## [CHALLENGE]
Give the material again in full, matching it exactly.

## [RECORDS FOR THIS TASK]

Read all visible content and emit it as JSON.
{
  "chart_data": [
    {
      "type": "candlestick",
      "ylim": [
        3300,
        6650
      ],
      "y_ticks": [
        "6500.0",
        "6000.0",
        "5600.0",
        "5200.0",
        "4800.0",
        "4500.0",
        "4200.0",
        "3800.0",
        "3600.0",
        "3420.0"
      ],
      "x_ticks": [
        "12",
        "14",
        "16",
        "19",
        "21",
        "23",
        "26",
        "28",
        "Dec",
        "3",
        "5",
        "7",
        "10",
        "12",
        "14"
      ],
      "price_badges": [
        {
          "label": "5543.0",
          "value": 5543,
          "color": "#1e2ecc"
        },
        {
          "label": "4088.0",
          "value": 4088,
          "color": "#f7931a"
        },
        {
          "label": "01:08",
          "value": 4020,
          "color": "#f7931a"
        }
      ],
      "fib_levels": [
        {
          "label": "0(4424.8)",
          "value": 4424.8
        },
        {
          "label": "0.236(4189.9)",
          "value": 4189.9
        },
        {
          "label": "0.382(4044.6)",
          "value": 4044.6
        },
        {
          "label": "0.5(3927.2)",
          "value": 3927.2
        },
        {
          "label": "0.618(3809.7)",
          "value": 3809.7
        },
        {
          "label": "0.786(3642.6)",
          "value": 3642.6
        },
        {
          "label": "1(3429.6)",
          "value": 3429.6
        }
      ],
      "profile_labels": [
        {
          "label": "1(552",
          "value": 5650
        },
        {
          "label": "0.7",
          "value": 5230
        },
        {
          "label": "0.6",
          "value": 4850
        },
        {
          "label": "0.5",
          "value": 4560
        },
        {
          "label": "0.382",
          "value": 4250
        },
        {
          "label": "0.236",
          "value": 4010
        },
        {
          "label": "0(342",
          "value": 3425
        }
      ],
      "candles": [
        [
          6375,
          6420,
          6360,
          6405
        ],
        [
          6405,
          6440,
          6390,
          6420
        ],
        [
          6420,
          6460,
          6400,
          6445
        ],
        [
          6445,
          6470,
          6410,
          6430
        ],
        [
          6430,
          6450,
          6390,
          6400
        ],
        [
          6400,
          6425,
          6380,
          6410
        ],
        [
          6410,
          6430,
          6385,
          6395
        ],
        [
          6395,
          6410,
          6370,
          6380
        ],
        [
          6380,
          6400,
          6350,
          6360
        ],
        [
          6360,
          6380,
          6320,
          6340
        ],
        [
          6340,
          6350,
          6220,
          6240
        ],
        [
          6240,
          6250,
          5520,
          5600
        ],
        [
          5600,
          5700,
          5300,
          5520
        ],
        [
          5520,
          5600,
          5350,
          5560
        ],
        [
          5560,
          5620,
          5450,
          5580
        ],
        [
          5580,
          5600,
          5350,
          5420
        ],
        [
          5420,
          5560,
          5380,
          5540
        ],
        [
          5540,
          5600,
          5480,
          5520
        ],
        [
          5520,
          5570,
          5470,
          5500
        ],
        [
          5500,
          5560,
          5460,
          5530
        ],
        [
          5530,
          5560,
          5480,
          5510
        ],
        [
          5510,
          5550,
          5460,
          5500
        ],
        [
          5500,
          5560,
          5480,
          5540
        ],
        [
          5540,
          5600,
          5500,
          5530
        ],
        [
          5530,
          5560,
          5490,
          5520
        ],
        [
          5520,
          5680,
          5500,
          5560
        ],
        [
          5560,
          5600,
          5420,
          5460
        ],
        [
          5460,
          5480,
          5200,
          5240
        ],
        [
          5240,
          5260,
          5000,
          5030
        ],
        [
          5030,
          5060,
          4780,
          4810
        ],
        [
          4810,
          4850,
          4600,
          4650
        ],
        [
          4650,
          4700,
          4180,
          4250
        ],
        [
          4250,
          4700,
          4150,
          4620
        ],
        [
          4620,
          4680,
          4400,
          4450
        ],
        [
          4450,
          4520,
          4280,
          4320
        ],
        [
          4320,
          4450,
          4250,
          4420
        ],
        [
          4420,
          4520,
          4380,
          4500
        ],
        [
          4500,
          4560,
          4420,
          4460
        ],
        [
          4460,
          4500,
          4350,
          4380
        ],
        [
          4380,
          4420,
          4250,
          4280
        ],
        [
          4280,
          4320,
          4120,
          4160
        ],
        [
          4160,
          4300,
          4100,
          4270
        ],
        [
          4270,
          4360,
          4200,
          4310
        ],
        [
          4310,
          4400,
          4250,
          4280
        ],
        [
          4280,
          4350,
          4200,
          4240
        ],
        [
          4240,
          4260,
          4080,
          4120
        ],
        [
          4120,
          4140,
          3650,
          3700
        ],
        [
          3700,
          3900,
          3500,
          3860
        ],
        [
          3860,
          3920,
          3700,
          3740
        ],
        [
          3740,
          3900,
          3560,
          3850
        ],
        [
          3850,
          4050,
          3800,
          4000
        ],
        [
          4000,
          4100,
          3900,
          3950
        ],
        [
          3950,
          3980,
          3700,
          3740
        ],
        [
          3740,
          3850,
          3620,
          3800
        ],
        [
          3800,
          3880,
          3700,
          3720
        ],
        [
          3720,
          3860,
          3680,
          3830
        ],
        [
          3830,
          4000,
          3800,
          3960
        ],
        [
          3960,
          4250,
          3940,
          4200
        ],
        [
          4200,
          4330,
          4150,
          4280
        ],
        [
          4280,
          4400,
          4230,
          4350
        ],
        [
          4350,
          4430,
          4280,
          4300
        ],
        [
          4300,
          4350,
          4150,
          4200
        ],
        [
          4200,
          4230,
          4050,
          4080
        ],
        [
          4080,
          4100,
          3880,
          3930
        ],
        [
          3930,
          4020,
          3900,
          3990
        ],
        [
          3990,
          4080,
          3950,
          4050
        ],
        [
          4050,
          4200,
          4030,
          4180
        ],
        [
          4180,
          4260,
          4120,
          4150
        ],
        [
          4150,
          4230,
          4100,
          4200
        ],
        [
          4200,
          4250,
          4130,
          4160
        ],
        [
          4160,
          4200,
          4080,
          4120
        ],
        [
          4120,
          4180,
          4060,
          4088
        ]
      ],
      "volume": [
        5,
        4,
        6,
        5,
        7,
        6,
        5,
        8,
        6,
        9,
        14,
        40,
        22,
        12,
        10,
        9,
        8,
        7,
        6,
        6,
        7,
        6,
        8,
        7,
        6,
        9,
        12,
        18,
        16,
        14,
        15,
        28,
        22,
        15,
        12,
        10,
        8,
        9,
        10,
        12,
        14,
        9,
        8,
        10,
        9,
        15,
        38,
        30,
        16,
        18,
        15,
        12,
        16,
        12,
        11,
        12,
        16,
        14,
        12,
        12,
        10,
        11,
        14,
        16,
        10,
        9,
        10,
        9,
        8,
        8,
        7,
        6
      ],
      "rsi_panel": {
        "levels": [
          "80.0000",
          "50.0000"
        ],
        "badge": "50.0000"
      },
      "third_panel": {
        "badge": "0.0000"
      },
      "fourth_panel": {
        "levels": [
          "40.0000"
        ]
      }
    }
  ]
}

## [WRITTEN REPLY]
Read all visible content and emit it as JSON.
{
  "chart_data": [
    {
      "type": "candlestick",
      "ylim": [
        3300,
        6650
      ],
      "y_ticks": [
        "6500.0",
        "6000.0",
        "5600.0",
        "5200.0",
        "4800.0",
        "4500.0",
        "4200.0",
        "3800.0",
        "3600.0",
        "3420.0"
      ],
      "x_ticks": [
        "12",
        "14",
        "16",
        "19",
        "21",
        "23",
        "26",
        "28",
        "Dec",
        "3",
        "5",
        "7",
        "10",
        "12",
        "14"
      ],
      "price_badges": [
        {
          "label": "5543.0",
          "value": 5543,
          "color": "#1e2ecc"
        },
        {
          "label": "4088.0",
          "value": 4088,
          "color": "#f7931a"
        },
        {
          "label": "01:08",
          "value": 4020,
          "color": "#f7931a"
        }
      ],
      "fib_levels": [
        {
          "label": "0(4424.8)",
          "value": 4424.8
        },
        {
          "label": "0.236(4189.9)",
          "value": 4189.9
        },
        {
          "label": "0.382(4044.6)",
          "value": 4044.6
        },
        {
          "label": "0.5(3927.2)",
          "value": 3927.2
        },
        {
          "label": "0.618(3809.7)",
          "value": 3809.7
        },
        {
          "label": "0.786(3642.6)",
          "value": 3642.6
        },
        {
          "label": "1(3429.6)",
          "value": 3429.6
        }
      ],
      "profile_labels": [
        {
          "label": "1(552",
          "value": 5650
        },
        {
          "label": "0.7",
          "value": 5230
        },
        {
          "label": "0.6",
          "value": 4850
        },
        {
          "label": "0.5",
          "value": 4560
        },
        {
          "label": "0.382",
          "value": 4250
        },
        {
          "label": "0.236",
          "value": 4010
        },
        {
          "label": "0(342",
          "value": 3425
        }
      ],
      "candles": [
        [
          6375,
          6420,
          6360,
          6405
        ],
        [
          6405,
          6440,
          6390,
          6420
        ],
        [
          6420,
          6460,
          6400,
          6445
        ],
        [
          6445,
          6470,
          6410,
          6430
        ],
        [
          6430,
          6450,
          6390,
          6400
        ],
        [
          6400,
          6425,
          6380,
          6410
        ],
        [
          6410,
          6430,
          6385,
          6395
        ],
        [
          6395,
          6410,
          6370,
          6380
        ],
        [
          6380,
          6400,
          6350,
          6360
        ],
        [
          6360,
          6380,
          6320,
          6340
        ],
        [
          6340,
          6350,
          6220,
          6240
        ],
        [
          6240,
          6250,
          5520,
          5600
        ],
        [
          5600,
          5700,
          5300,
          5520
        ],
        [
          5520,
          5600,
          5350,
          5560
        ],
        [
          5560,
          5620,
          5450,
          5580
        ],
        [
          5580,
          5600,
          5350,
          5420
        ],
        [
          5420,
          5560,
          5380,
          5540
        ],
        [
          5540,
          5600,
          5480,
          5520
        ],
        [
          5520,
          5570,
          5470,
          5500
        ],
        [
          5500,
          5560,
          5460,
          5530
        ],
        [
          5530,
          5560,
          5480,
          5510
        ],
        [
          5510,
          5550,
          5460,
          5500
        ],
        [
          5500,
          5560,
          5480,
          5540
        ],
        [
          5540,
          5600,
          5500,
          5530
        ],
        [
          5530,
          5560,
          5490,
          5520
        ],
        [
          5520,
          5680,
          5500,
          5560
        ],
        [
          5560,
          5600,
          5420,
          5460
        ],
        [
          5460,
          5480,
          5200,
          5240
        ],
        [
          5240,
          5260,
          5000,
          5030
        ],
        [
          5030,
          5060,
          4780,
          4810
        ],
        [
          4810,
          4850,
          4600,
          4650
        ],
        [
          4650,
          4700,
          4180,
          4250
        ],
        [
          4250,
          4700,
          4150,
          4620
        ],
        [
          4620,
          4680,
          4400,
          4450
        ],
        [
          4450,
          4520,
          4280,
          4320
        ],
        [
          4320,
          4450,
          4250,
          4420
        ],
        [
          4420,
          4520,
          4380,
          4500
        ],
        [
          4500,
          4560,
          4420,
          4460
        ],
        [
          4460,
          4500,
          4350,
          4380
        ],
        [
          4380,
          4420,
          4250,
          4280
        ],
        [
          4280,
          4320,
          4120,
          4160
        ],
        [
          4160,
          4300,
          4100,
          4270
        ],
        [
          4270,
          4360,
          4200,
          4310
        ],
        [
          4310,
          4400,
          4250,
          4280
        ],
        [
          4280,
          4350,
          4200,
          4240
        ],
        [
          4240,
          4260,
          4080,
          4120
        ],
        [
          4120,
          4140,
          3650,
          3700
        ],
        [
          3700,
          3900,
          3500,
          3860
        ],
        [
          3860,
          3920,
          3700,
          3740
        ],
        [
          3740,
          3900,
          3560,
          3850
        ],
        [
          3850,
          4050,
          3800,
          4000
        ],
        [
          4000,
          4100,
          3900,
          3950
        ],
        [
          3950,
          3980,
          3700,
          3740
        ],
        [
          3740,
          3850,
          3620,
          3800
        ],
        [
          3800,
          3880,
          3700,
          3720
        ],
        [
          3720,
          3860,
          3680,
          3830
        ],
        [
          3830,
          4000,
          3800,
          3960
        ],
        [
          3960,
          4250,
          3940,
          4200
        ],
        [
          4200,
          4330,
          4150,
          4280
        ],
        [
          4280,
          4400,
          4230,
          4350
        ],
        [
          4350,
          4430,
          4280,
          4300
        ],
        [
          4300,
          4350,
          4150,
          4200
        ],
        [
          4200,
          4230,
          4050,
          4080
        ],
        [
          4080,
          4100,
          3880,
          3930
        ],
        [
          3930,
          4020,
          3900,
          3990
        ],
        [
          3990,
          4080,
          3950,
          4050
        ],
        [
          4050,
          4200,
          4030,
          4180
        ],
        [
          4180,
          4260,
          4120,
          4150
        ],
        [
          4150,
          4230,
          4100,
          4200
        ],
        [
          4200,
          4250,
          4130,
          4160
        ],
        [
          4160,
          4200,
          4080,
          4120
        ],
        [
          4120,
          4180,
          4060,
          4088
        ]
      ],
      "volume": [
        5,
        4,
        6,
        5,
        7,
        6,
        5,
        8,
        6,
        9,
        14,
        40,
        22,
        12,
        10,
        9,
        8,
        7,
        6,
        6,
        7,
        6,
        8,
        7,
        6,
        9,
        12,
        18,
        16,
        14,
        15,
        28,
        22,
        15,
        12,
        10,
        8,
        9,
        10,
        12,
        14,
        9,
        8,
        10,
        9,
        15,
        38,
        30,
        16,
        18,
        15,
        12,
        16,
        12,
        11,
        12,
        16,
        14,
        12,
        12,
        10,
        11,
        14,
        16,
        10,
        9,
        10,
        9,
        8,
        8,
        7,
        6
      ],
      "rsi_panel": {
        "levels": [
          "80.0000",
          "50.0000"
        ],
        "badge": "50.0000"
      },
      "third_panel": {
        "badge": "0.0000"
      },
      "fourth_panel": {
        "levels": [
          "40.0000"
        ]
      }
    }
  ]
}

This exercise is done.